_Problem to work on_
Can you print the data exactly and leave out each image?

_Raw data_

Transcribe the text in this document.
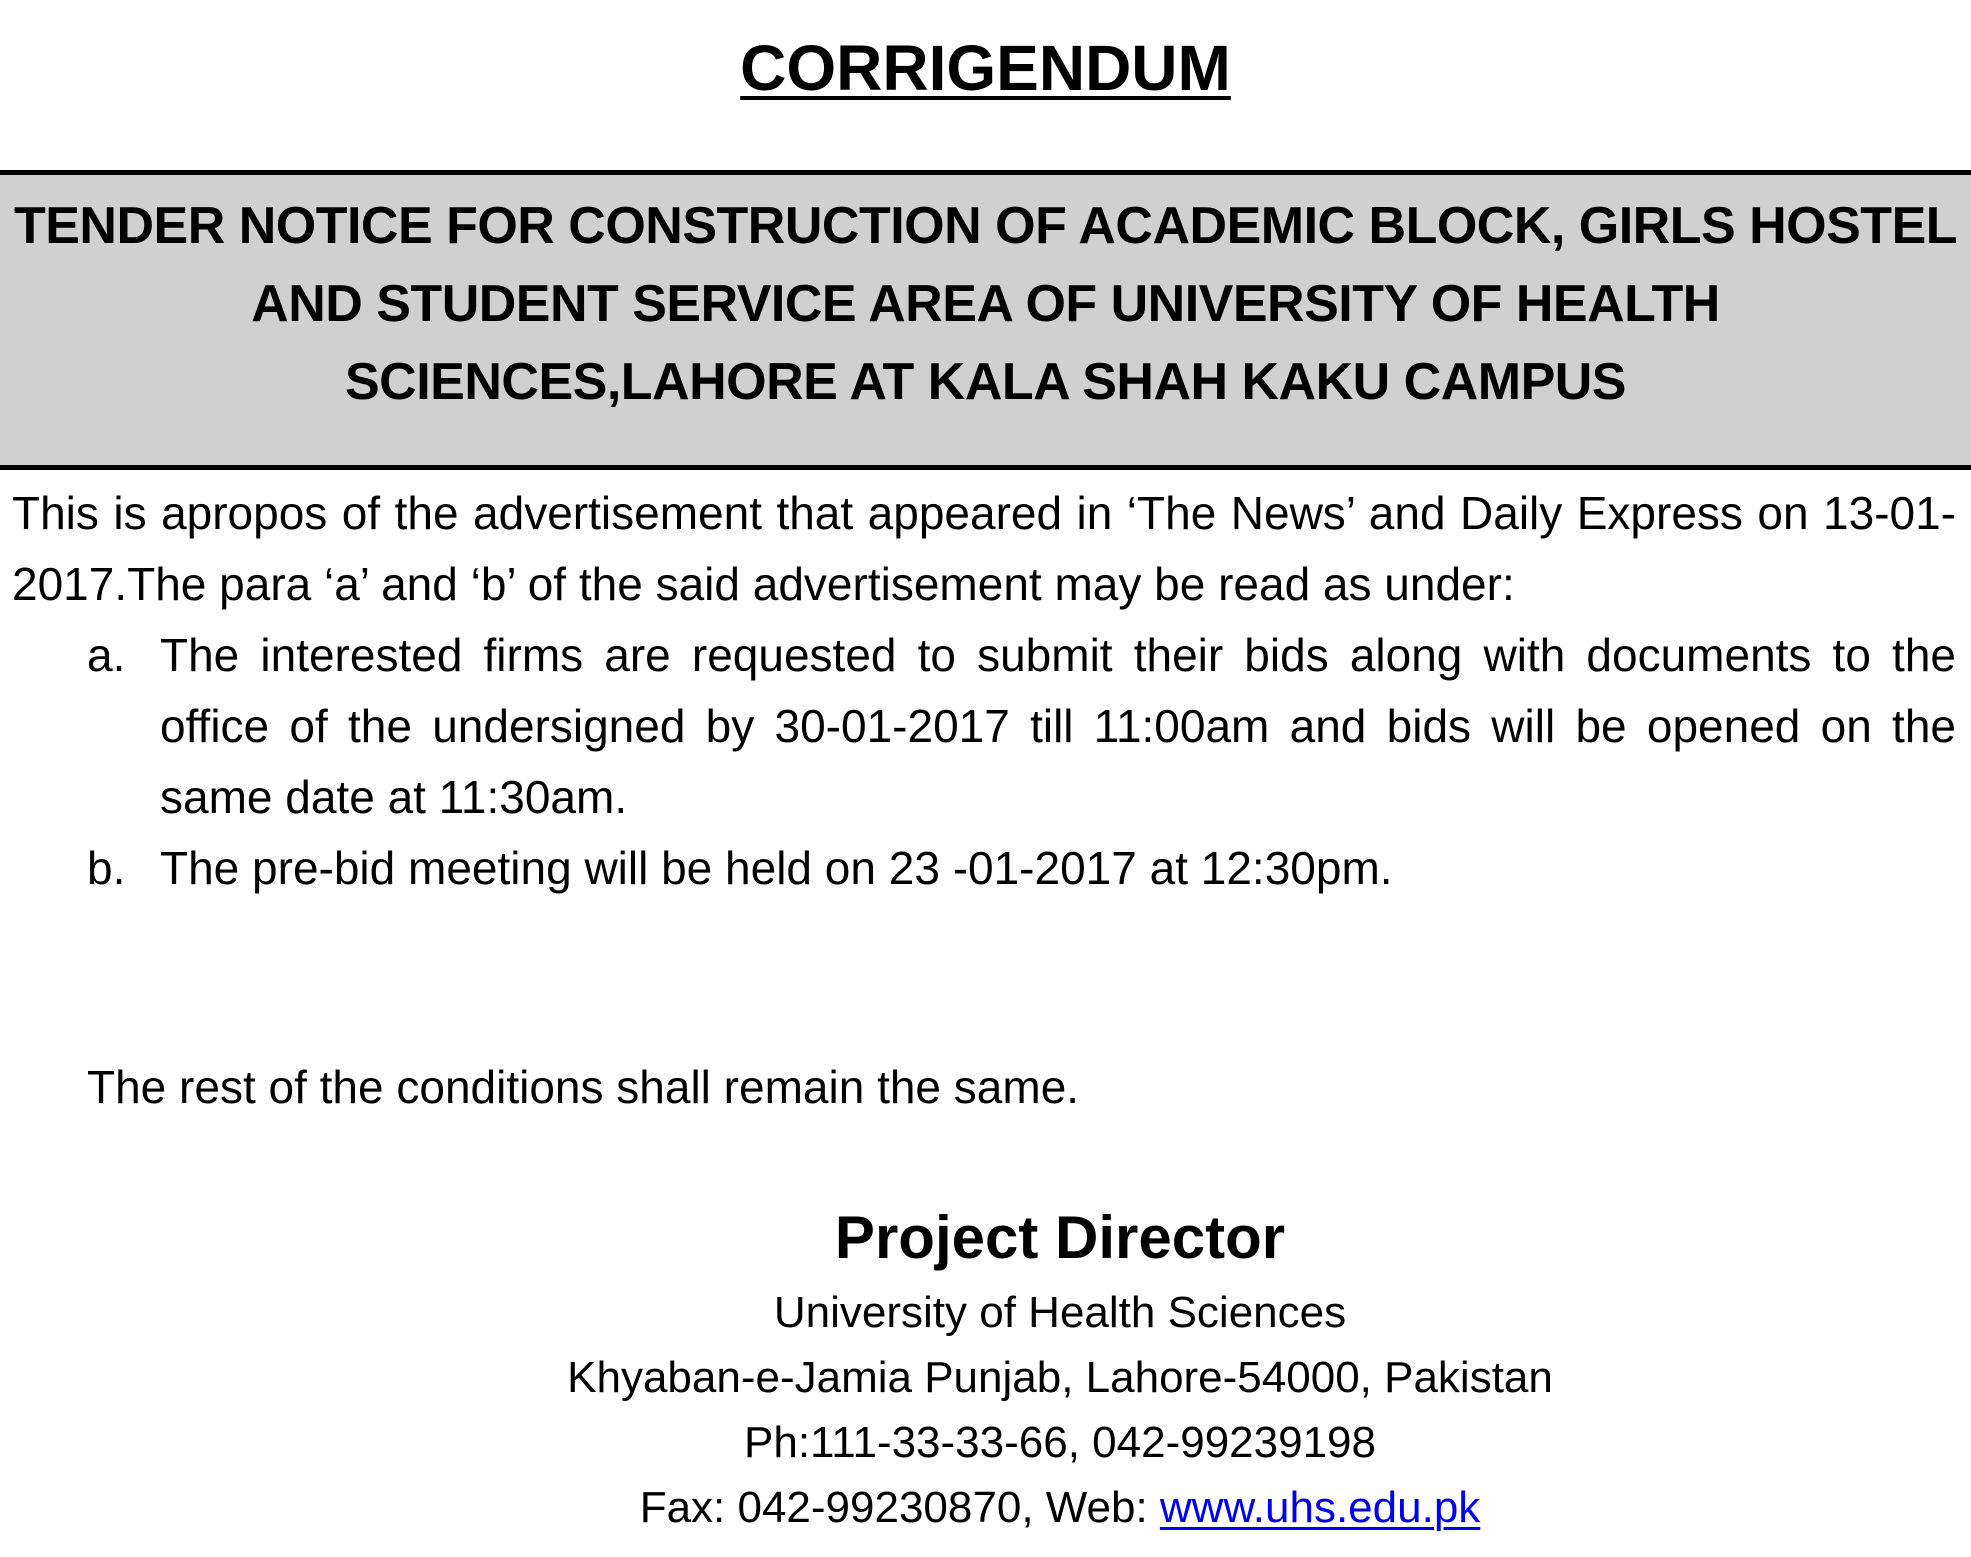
CORRIGENDUM
TENDER NOTICE FOR CONSTRUCTION OF ACADEMIC BLOCK, GIRLS HOSTEL AND STUDENT SERVICE AREA OF UNIVERSITY OF HEALTH SCIENCES,LAHORE AT KALA SHAH KAKU CAMPUS

This is apropos of the advertisement that appeared in ‘The News’ and Daily Express on 13-01-2017.The para ‘a’ and ‘b’ of the said advertisement may be read as under:

a. The interested firms are requested to submit their bids along with documents to the office of the undersigned by 30-01-2017 till 11:00am and bids will be opened on the same date at 11:30am.
b. The pre-bid meeting will be held on 23 -01-2017 at 12:30pm.
The rest of the conditions shall remain the same.
Project Director
University of Health Sciences
Khyaban-e-Jamia Punjab, Lahore-54000, Pakistan
Ph:111-33-33-66, 042-99239198
Fax: 042-99230870, Web: www.uhs.edu.pk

_Finished task_
Transcribe the text in this document.
CORRIGENDUM
TENDER NOTICE FOR CONSTRUCTION OF ACADEMIC BLOCK, GIRLS HOSTEL AND STUDENT SERVICE AREA OF UNIVERSITY OF HEALTH SCIENCES,LAHORE AT KALA SHAH KAKU CAMPUS

This is apropos of the advertisement that appeared in ‘The News’ and Daily Express on 13-01-2017.The para ‘a’ and ‘b’ of the said advertisement may be read as under:

a. The interested firms are requested to submit their bids along with documents to the office of the undersigned by 30-01-2017 till 11:00am and bids will be opened on the same date at 11:30am.
b. The pre-bid meeting will be held on 23 -01-2017 at 12:30pm.
The rest of the conditions shall remain the same.
Project Director
University of Health Sciences
Khyaban-e-Jamia Punjab, Lahore-54000, Pakistan
Ph:111-33-33-66, 042-99239198
Fax: 042-99230870, Web: www.uhs.edu.pk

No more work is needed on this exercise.